Written problem |
Single out each line with the word "Aníbal" and copy it.

Rows |
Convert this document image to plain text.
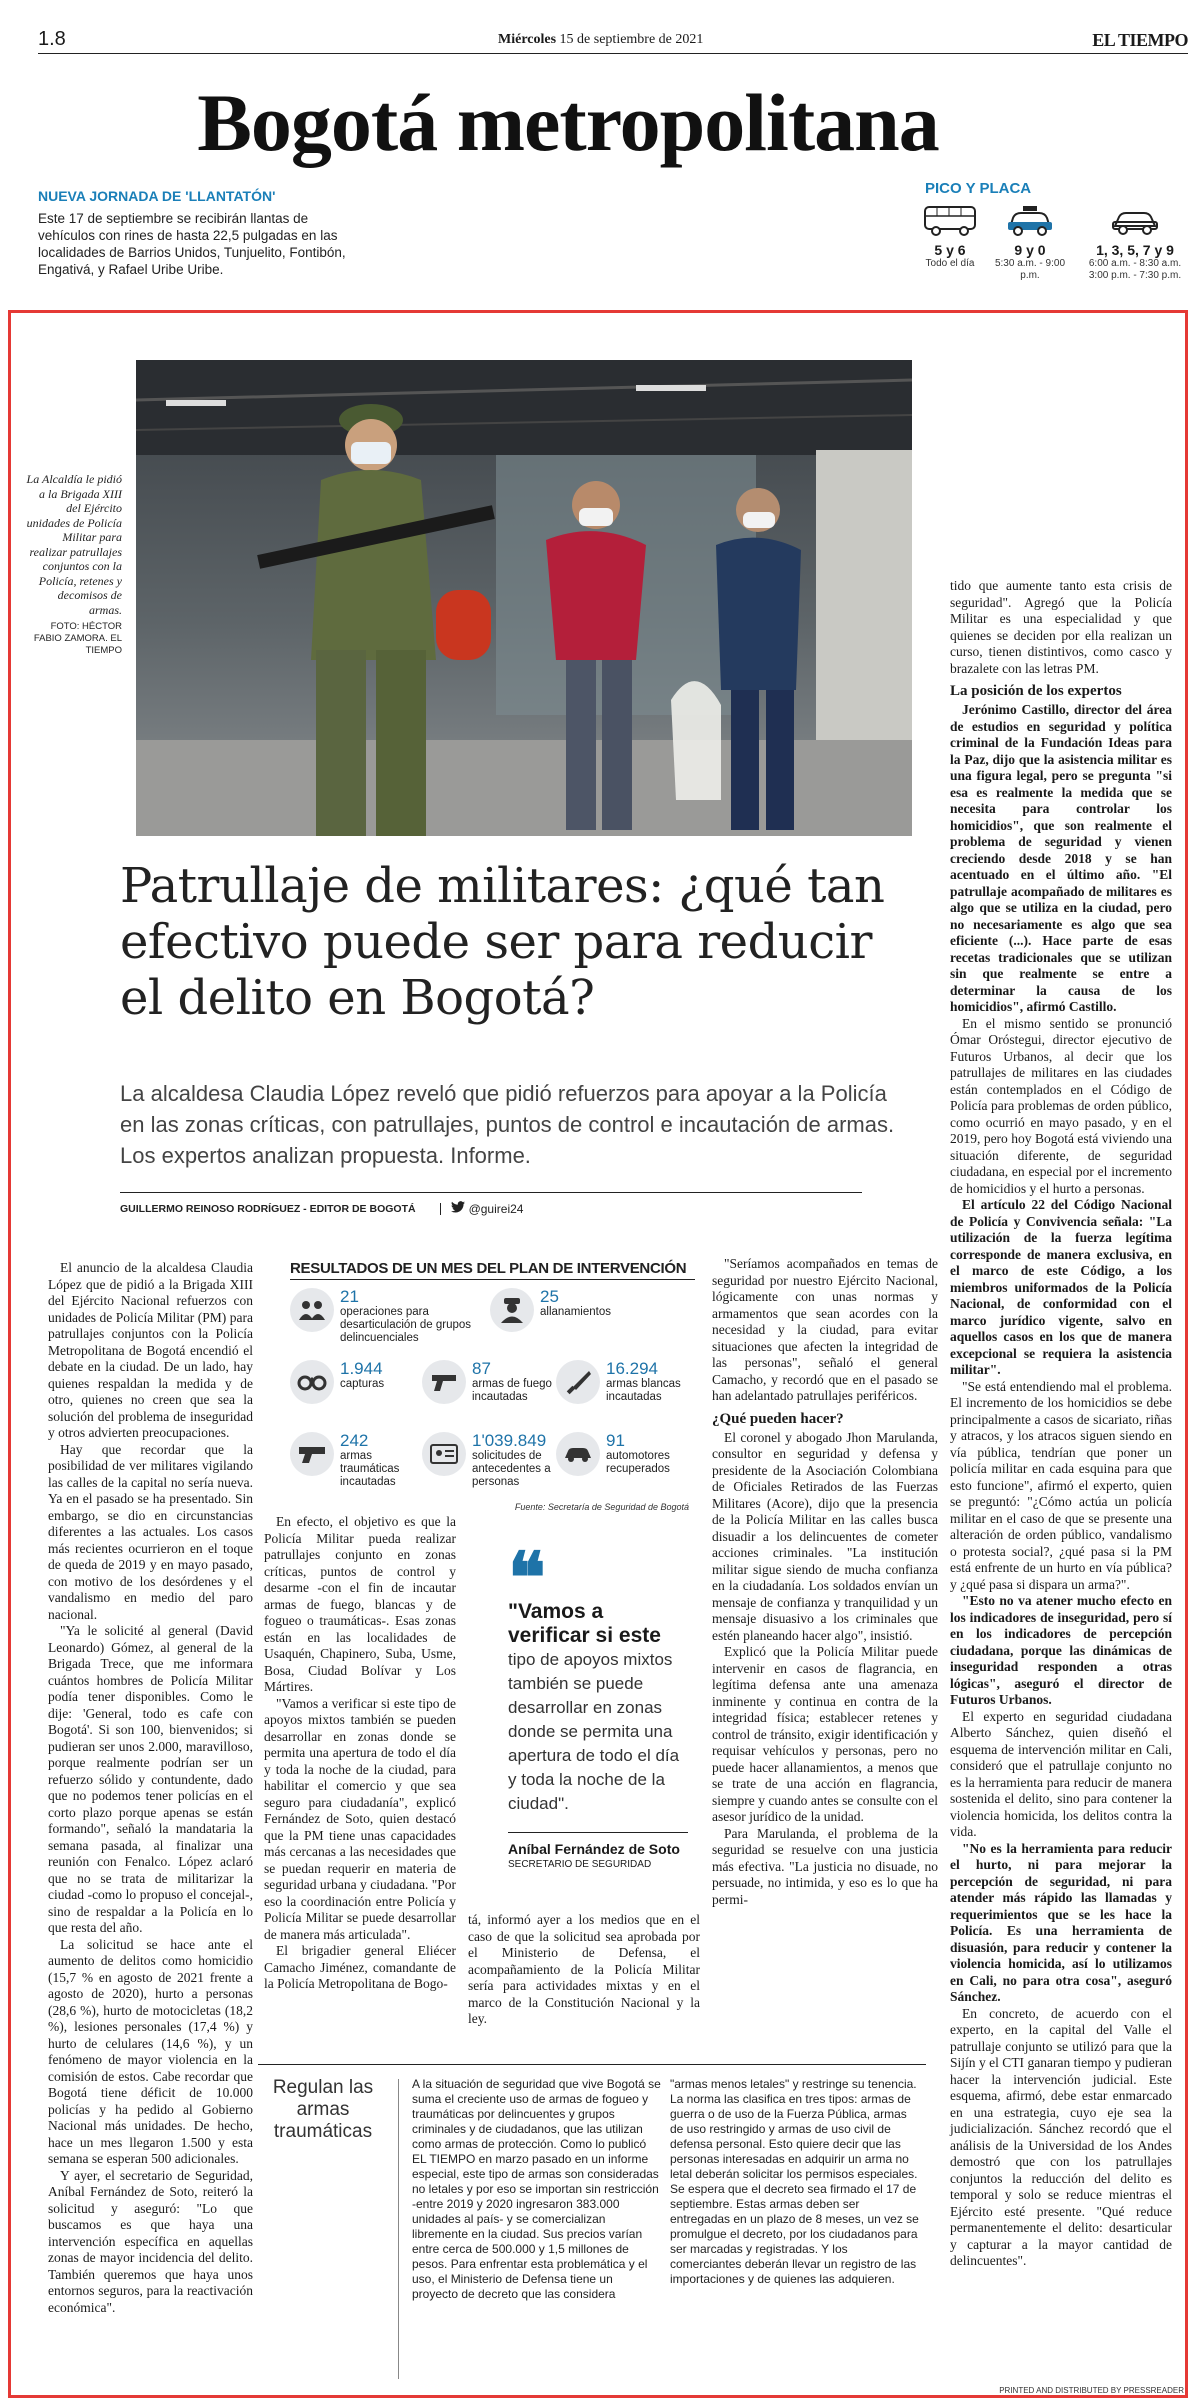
1.8	Miércoles 15 de septiembre de 2021	EL TIEMPO
Bogotá metropolitana
NUEVA JORNADA DE 'LLANTATÓN'
Este 17 de septiembre se recibirán llantas de vehículos con rines de hasta 22,5 pulgadas en las localidades de Barrios Unidos, Tunjuelito, Fontibón, Engativá, y Rafael Uribe Uribe.
PICO Y PLACA
5 y 6
Todo el día
9 y 0
5:30 a.m. - 9:00 p.m.
1, 3, 5, 7 y 9
6:00 a.m. - 8:30 a.m.
3:00 p.m. - 7:30 p.m.
La Alcaldía le pidió a la Brigada XIII del Ejército unidades de Policía Militar para realizar patrullajes conjuntos con la Policía, retenes y decomisos de armas.
FOTO: HÉCTOR FABIO ZAMORA. EL TIEMPO
Patrullaje de militares: ¿qué tan efectivo puede ser para reducir el delito en Bogotá?
La alcaldesa Claudia López reveló que pidió refuerzos para apoyar a la Policía en las zonas críticas, con patrullajes, puntos de control e incautación de armas. Los expertos analizan propuesta. Informe.
GUILLERMO REINOSO RODRÍGUEZ - EDITOR DE BOGOTÁ	@guirei24

El anuncio de la alcaldesa Claudia López que de pidió a la Brigada XIII del Ejército Nacional refuerzos con unidades de Policía Militar (PM) para patrullajes conjuntos con la Policía Metropolitana de Bogotá encendió el debate en la ciudad. De un lado, hay quienes respaldan la medida y de otro, quienes no creen que sea la solución del problema de inseguridad y otros advierten preocupaciones.

Hay que recordar que la posibilidad de ver militares vigilando las calles de la capital no sería nueva. Ya en el pasado se ha presentado. Sin embargo, se dio en circunstancias diferentes a las actuales. Los casos más recientes ocurrieron en el toque de queda de 2019 y en mayo pasado, con motivo de los desórdenes y el vandalismo en medio del paro nacional.

"Ya le solicité al general (David Leonardo) Gómez, al general de la Brigada Trece, que me informara cuántos hombres de Policía Militar podía tener disponibles. Como le dije: 'General, todo es cafe con Bogotá'. Si son 100, bienvenidos; si pudieran ser unos 2.000, maravilloso, porque realmente podrían ser un refuerzo sólido y contundente, dado que no podemos tener policías en el corto plazo porque apenas se están formando", señaló la mandataria la semana pasada, al finalizar una reunión con Fenalco. López aclaró que no se trata de militarizar la ciudad -como lo propuso el concejal-, sino de respaldar a la Policía en lo que resta del año.

La solicitud se hace ante el aumento de delitos como homicidio (15,7 % en agosto de 2021 frente a agosto de 2020), hurto a personas (28,6 %), hurto de motocicletas (18,2 %), lesiones personales (17,4 %) y hurto de celulares (14,6 %), y un fenómeno de mayor violencia en la comisión de estos. Cabe recordar que Bogotá tiene déficit de 10.000 policías y ha pedido al Gobierno Nacional más unidades. De hecho, hace un mes llegaron 1.500 y esta semana se esperan 500 adicionales.

Y ayer, el secretario de Seguridad, Aníbal Fernández de Soto, reiteró la solicitud y aseguró: "Lo que buscamos es que haya una intervención específica en aquellas zonas de mayor incidencia del delito. También queremos que haya unos entornos seguros, para la reactivación económica".

RESULTADOS DE UN MES DEL PLAN DE INTERVENCIÓN
21
operaciones para desarticulación de grupos delincuenciales
25
allanamientos
1.944
capturas
87
armas de fuego incautadas
16.294
armas blancas incautadas
242
armas traumáticas incautadas
1'039.849
solicitudes de antecedentes a personas
91
automotores recuperados
Fuente: Secretaría de Seguridad de Bogotá

En efecto, el objetivo es que la Policía Militar pueda realizar patrullajes conjunto en zonas críticas, puntos de control y desarme -con el fin de incautar armas de fuego, blancas y de fogueo o traumáticas-. Esas zonas están en las localidades de Usaquén, Chapinero, Suba, Usme, Bosa, Ciudad Bolívar y Los Mártires.

"Vamos a verificar si este tipo de apoyos mixtos también se pueden desarrollar en zonas donde se permita una apertura de todo el día y toda la noche de la ciudad, para habilitar el comercio y que sea seguro para ciudadanía", explicó Fernández de Soto, quien destacó que la PM tiene unas capacidades más cercanas a las necesidades que se puedan requerir en materia de seguridad urbana y ciudadana. "Por eso la coordinación entre Policía y Policía Militar se puede desarrollar de manera más articulada".

El brigadier general Eliécer Camacho Jiménez, comandante de la Policía Metropolitana de Bogo-

❝
"Vamos a verificar si este
tipo de apoyos mixtos también se puede desarrollar en zonas donde se permita una apertura de todo el día y toda la noche de la ciudad".
Aníbal Fernández de Soto
SECRETARIO DE SEGURIDAD

tá, informó ayer a los medios que en el caso de que la solicitud sea aprobada por el Ministerio de Defensa, el acompañamiento de la Policía Militar sería para actividades mixtas y en el marco de la Constitución Nacional y la ley.

"Seríamos acompañados en temas de seguridad por nuestro Ejército Nacional, lógicamente con unas normas y armamentos que sean acordes con la necesidad y la ciudad, para evitar situaciones que afecten la integridad de las personas", señaló el general Camacho, y recordó que en el pasado se han adelantado patrullajes periféricos.

¿Qué pueden hacer?

El coronel y abogado Jhon Marulanda, consultor en seguridad y defensa y presidente de la Asociación Colombiana de Oficiales Retirados de las Fuerzas Militares (Acore), dijo que la presencia de la Policía Militar en las calles busca disuadir a los delincuentes de cometer acciones criminales. "La institución militar sigue siendo de mucha confianza en la ciudadanía. Los soldados envían un mensaje de confianza y tranquilidad y un mensaje disuasivo a los criminales que estén planeando hacer algo", insistió.

Explicó que la Policía Militar puede intervenir en casos de flagrancia, en legítima defensa ante una amenaza inminente y continua en contra de la integridad física; establecer retenes y control de tránsito, exigir identificación y requisar vehículos y personas, pero no puede hacer allanamientos, a menos que se trate de una acción en flagrancia, siempre y cuando antes se consulte con el asesor jurídico de la unidad.

Para Marulanda, el problema de la seguridad se resuelve con una justicia más efectiva. "La justicia no disuade, no persuade, no intimida, y eso es lo que ha permi-

tido que aumente tanto esta crisis de seguridad". Agregó que la Policía Militar es una especialidad y que quienes se deciden por ella realizan un curso, tienen distintivos, como casco y brazalete con las letras PM.

La posición de los expertos

Jerónimo Castillo, director del área de estudios en seguridad y política criminal de la Fundación Ideas para la Paz, dijo que la asistencia militar es una figura legal, pero se pregunta "si esa es realmente la medida que se necesita para controlar los homicidios", que son realmente el problema de seguridad y vienen creciendo desde 2018 y se han acentuado en el último año. "El patrullaje acompañado de militares es algo que se utiliza en la ciudad, pero no necesariamente es algo que sea eficiente (...). Hace parte de esas recetas tradicionales que se utilizan sin que realmente se entre a determinar la causa de los homicidios", afirmó Castillo.

En el mismo sentido se pronunció Ómar Oróstegui, director ejecutivo de Futuros Urbanos, al decir que los patrullajes de militares en las ciudades están contemplados en el Código de Policía para problemas de orden público, como ocurrió en mayo pasado, y en el 2019, pero hoy Bogotá está viviendo una situación diferente, de seguridad ciudadana, en especial por el incremento de homicidios y el hurto a personas.

El artículo 22 del Código Nacional de Policía y Convivencia señala: "La utilización de la fuerza legítima corresponde de manera exclusiva, en el marco de este Código, a los miembros uniformados de la Policía Nacional, de conformidad con el marco jurídico vigente, salvo en aquellos casos en los que de manera excepcional se requiera la asistencia militar".

"Se está entendiendo mal el problema. El incremento de los homicidios se debe principalmente a casos de sicariato, riñas y atracos, y los atracos siguen siendo en vía pública, tendrían que poner un policía militar en cada esquina para que esto funcione", afirmó el experto, quien se preguntó: "¿Cómo actúa un policía militar en el caso de que se presente una alteración de orden público, vandalismo o protesta social?, ¿qué pasa si la PM está enfrente de un hurto en vía pública? y ¿qué pasa si dispara un arma?".

"Esto no va atener mucho efecto en los indicadores de inseguridad, pero sí en los indicadores de percepción ciudadana, porque las dinámicas de inseguridad responden a otras lógicas", aseguró el director de Futuros Urbanos.

El experto en seguridad ciudadana Alberto Sánchez, quien diseñó el esquema de intervención militar en Cali, consideró que el patrullaje conjunto no es la herramienta para reducir de manera sostenida el delito, sino para contener la violencia homicida, los delitos contra la vida.

"No es la herramienta para reducir el hurto, ni para mejorar la percepción de seguridad, ni para atender más rápido las llamadas y requerimientos que se les hace la Policía. Es una herramienta de disuasión, para reducir y contener la violencia homicida, así lo utilizamos en Cali, no para otra cosa", aseguró Sánchez.

En concreto, de acuerdo con el experto, en la capital del Valle el patrullaje conjunto se utilizó para que la Sijín y el CTI ganaran tiempo y pudieran hacer la intervención judicial. Este esquema, afirmó, debe estar enmarcado en una estrategia, cuyo eje sea la judicialización. Sánchez recordó que el análisis de la Universidad de los Andes demostró que con los patrullajes conjuntos la reducción del delito es temporal y solo se reduce mientras el Ejército esté presente. "Qué reduce permanentemente el delito: desarticular y capturar a la mayor cantidad de delincuentes".

Regulan las armas traumáticas
A la situación de seguridad que vive Bogotá se suma el creciente uso de armas de fogueo y traumáticas por delincuentes y grupos criminales y de ciudadanos, que las utilizan como armas de protección. Como lo publicó EL TIEMPO en marzo pasado en un informe especial, este tipo de armas son consideradas no letales y por eso se importan sin restricción -entre 2019 y 2020 ingresaron 383.000 unidades al país- y se comercializan libremente en la ciudad. Sus precios varían entre cerca de 500.000 y 1,5 millones de pesos. Para enfrentar esta problemática y el uso, el Ministerio de Defensa tiene un proyecto de decreto que las considera
"armas menos letales" y restringe su tenencia. La norma las clasifica en tres tipos: armas de guerra o de uso de la Fuerza Pública, armas de uso restringido y armas de uso civil de defensa personal. Esto quiere decir que las personas interesadas en adquirir un arma no letal deberán solicitar los permisos especiales. Se espera que el decreto sea firmado el 17 de septiembre. Estas armas deben ser entregadas en un plazo de 8 meses, un vez se promulgue el decreto, por los ciudadanos para ser marcadas y registradas. Y los comerciantes deberán llevar un registro de las importaciones y de quienes las adquieren.
PRINTED AND DISTRIBUTED BY PRESSREADER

Exercise response |
Y ayer, el secretario de Seguridad, Aníbal Fernández de Soto, reiteró la solicitud y aseguró: "Lo que buscamos es que haya una intervención específica en aquellas zonas de mayor incidencia del delito. También queremos que haya unos entornos seguros, para la reactivación económica".
Aníbal Fernández de Soto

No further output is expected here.